Set down each entry from the block beneath, exactly as written.

Source data
------------------------------------

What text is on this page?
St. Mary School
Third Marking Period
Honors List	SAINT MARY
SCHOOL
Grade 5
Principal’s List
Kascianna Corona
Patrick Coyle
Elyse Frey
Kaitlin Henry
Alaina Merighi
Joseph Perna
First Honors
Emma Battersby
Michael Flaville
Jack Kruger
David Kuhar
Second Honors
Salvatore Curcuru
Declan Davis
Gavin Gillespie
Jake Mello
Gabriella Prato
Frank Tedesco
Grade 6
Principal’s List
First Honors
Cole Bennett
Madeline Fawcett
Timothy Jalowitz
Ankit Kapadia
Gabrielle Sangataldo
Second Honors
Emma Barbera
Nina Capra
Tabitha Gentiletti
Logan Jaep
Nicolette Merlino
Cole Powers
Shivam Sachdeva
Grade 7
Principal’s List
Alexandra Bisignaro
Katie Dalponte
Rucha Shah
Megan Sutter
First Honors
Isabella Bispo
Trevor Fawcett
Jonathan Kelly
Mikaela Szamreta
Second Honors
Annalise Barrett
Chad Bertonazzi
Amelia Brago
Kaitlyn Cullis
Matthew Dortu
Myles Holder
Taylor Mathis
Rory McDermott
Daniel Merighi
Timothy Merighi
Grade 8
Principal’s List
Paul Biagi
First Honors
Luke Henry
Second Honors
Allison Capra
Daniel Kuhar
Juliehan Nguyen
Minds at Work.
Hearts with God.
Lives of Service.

------------------------------------

Answer for this exercise
What text is on this page?
St. Mary School
Third Marking Period
Honors List	SAINT MARY
SCHOOL
Grade 5
Principal’s List
Kascianna Corona
Patrick Coyle
Elyse Frey
Kaitlin Henry
Alaina Merighi
Joseph Perna
First Honors
Emma Battersby
Michael Flaville
Jack Kruger
David Kuhar
Second Honors
Salvatore Curcuru
Declan Davis
Gavin Gillespie
Jake Mello
Gabriella Prato
Frank Tedesco
Grade 6
Principal’s List
First Honors
Cole Bennett
Madeline Fawcett
Timothy Jalowitz
Ankit Kapadia
Gabrielle Sangataldo
Second Honors
Emma Barbera
Nina Capra
Tabitha Gentiletti
Logan Jaep
Nicolette Merlino
Cole Powers
Shivam Sachdeva
Grade 7
Principal’s List
Alexandra Bisignaro
Katie Dalponte
Rucha Shah
Megan Sutter
First Honors
Isabella Bispo
Trevor Fawcett
Jonathan Kelly
Mikaela Szamreta
Second Honors
Annalise Barrett
Chad Bertonazzi
Amelia Brago
Kaitlyn Cullis
Matthew Dortu
Myles Holder
Taylor Mathis
Rory McDermott
Daniel Merighi
Timothy Merighi
Grade 8
Principal’s List
Paul Biagi
First Honors
Luke Henry
Second Honors
Allison Capra
Daniel Kuhar
Juliehan Nguyen
Minds at Work.
Hearts with God.
Lives of Service.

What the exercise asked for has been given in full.